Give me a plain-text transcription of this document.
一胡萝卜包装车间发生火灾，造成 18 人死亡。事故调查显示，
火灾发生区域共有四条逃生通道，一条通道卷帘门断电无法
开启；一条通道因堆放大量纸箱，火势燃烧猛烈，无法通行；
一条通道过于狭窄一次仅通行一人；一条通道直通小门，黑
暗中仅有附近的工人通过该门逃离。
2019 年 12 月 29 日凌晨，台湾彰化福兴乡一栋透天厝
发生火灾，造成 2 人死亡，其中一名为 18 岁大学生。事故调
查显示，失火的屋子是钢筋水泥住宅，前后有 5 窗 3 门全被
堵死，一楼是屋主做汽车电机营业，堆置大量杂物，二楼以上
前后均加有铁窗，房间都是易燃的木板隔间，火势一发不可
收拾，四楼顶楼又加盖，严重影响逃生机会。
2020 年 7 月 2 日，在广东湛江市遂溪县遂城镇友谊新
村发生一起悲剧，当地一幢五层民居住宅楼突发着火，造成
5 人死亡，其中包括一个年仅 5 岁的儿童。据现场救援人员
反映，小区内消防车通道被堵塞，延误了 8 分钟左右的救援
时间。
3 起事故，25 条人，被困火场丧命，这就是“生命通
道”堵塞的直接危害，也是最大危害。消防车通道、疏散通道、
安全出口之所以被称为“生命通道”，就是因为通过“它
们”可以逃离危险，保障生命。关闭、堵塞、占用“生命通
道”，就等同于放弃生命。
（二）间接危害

Directive: Could you quote the material above in full, exactly as it stands?

Finished answer:
Give me a plain-text transcription of this document.
一胡萝卜包装车间发生火灾，造成 18 人死亡。事故调查显示，
火灾发生区域共有四条逃生通道，一条通道卷帘门断电无法
开启；一条通道因堆放大量纸箱，火势燃烧猛烈，无法通行；
一条通道过于狭窄一次仅通行一人；一条通道直通小门，黑
暗中仅有附近的工人通过该门逃离。
2019 年 12 月 29 日凌晨，台湾彰化福兴乡一栋透天厝
发生火灾，造成 2 人死亡，其中一名为 18 岁大学生。事故调
查显示，失火的屋子是钢筋水泥住宅，前后有 5 窗 3 门全被
堵死，一楼是屋主做汽车电机营业，堆置大量杂物，二楼以上
前后均加有铁窗，房间都是易燃的木板隔间，火势一发不可
收拾，四楼顶楼又加盖，严重影响逃生机会。
2020 年 7 月 2 日，在广东湛江市遂溪县遂城镇友谊新
村发生一起悲剧，当地一幢五层民居住宅楼突发着火，造成
5 人死亡，其中包括一个年仅 5 岁的儿童。据现场救援人员
反映，小区内消防车通道被堵塞，延误了 8 分钟左右的救援
时间。
3 起事故，25 条人，被困火场丧命，这就是“生命通
道”堵塞的直接危害，也是最大危害。消防车通道、疏散通道、
安全出口之所以被称为“生命通道”，就是因为通过“它
们”可以逃离危险，保障生命。关闭、堵塞、占用“生命通
道”，就等同于放弃生命。
（二）间接危害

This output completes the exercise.